Recorded data
▬▬▬

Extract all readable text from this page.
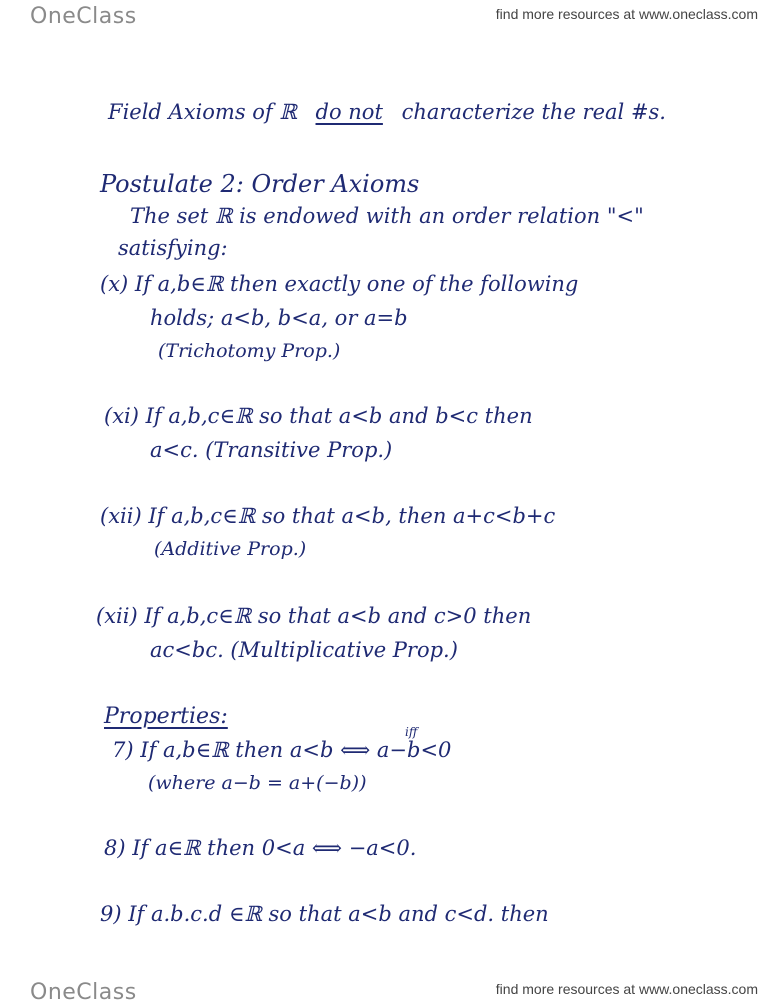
OneClass	find more resources at www.oneclass.com
Field Axioms of ℝ do not characterize the real #s.
Postulate 2: Order Axioms
The set ℝ is endowed with an order relation "<"
satisfying:
(x) If a,b∈ℝ then exactly one of the following
holds; a<b, b<a, or a=b
(Trichotomy Prop.)
(xi) If a,b,c∈ℝ so that a<b and b<c then
a<c. (Transitive Prop.)
(xii) If a,b,c∈ℝ so that a<b, then a+c<b+c
(Additive Prop.)
(xii) If a,b,c∈ℝ so that a<b and c>0 then
ac<bc. (Multiplicative Prop.)
Properties:
iff
7) If a,b∈ℝ then a<b ⟺ a−b<0
(where a−b = a+(−b))
8) If a∈ℝ then 0<a ⟺ −a<0.
9) If a.b.c.d ∈ℝ so that a<b and c<d. then
OneClass	find more resources at www.oneclass.com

▬▬▬

Locate each line with the word "then" and copy it.

(x) If a,b∈ℝ then exactly one of the following
(xi) If a,b,c∈ℝ so that a<b and b<c then
(xii) If a,b,c∈ℝ so that a<b, then a+c<b+c
(xii) If a,b,c∈ℝ so that a<b and c>0 then
7) If a,b∈ℝ then a<b ⟺ a−b<0
8) If a∈ℝ then 0<a ⟺ −a<0.
9) If a.b.c.d ∈ℝ so that a<b and c<d. then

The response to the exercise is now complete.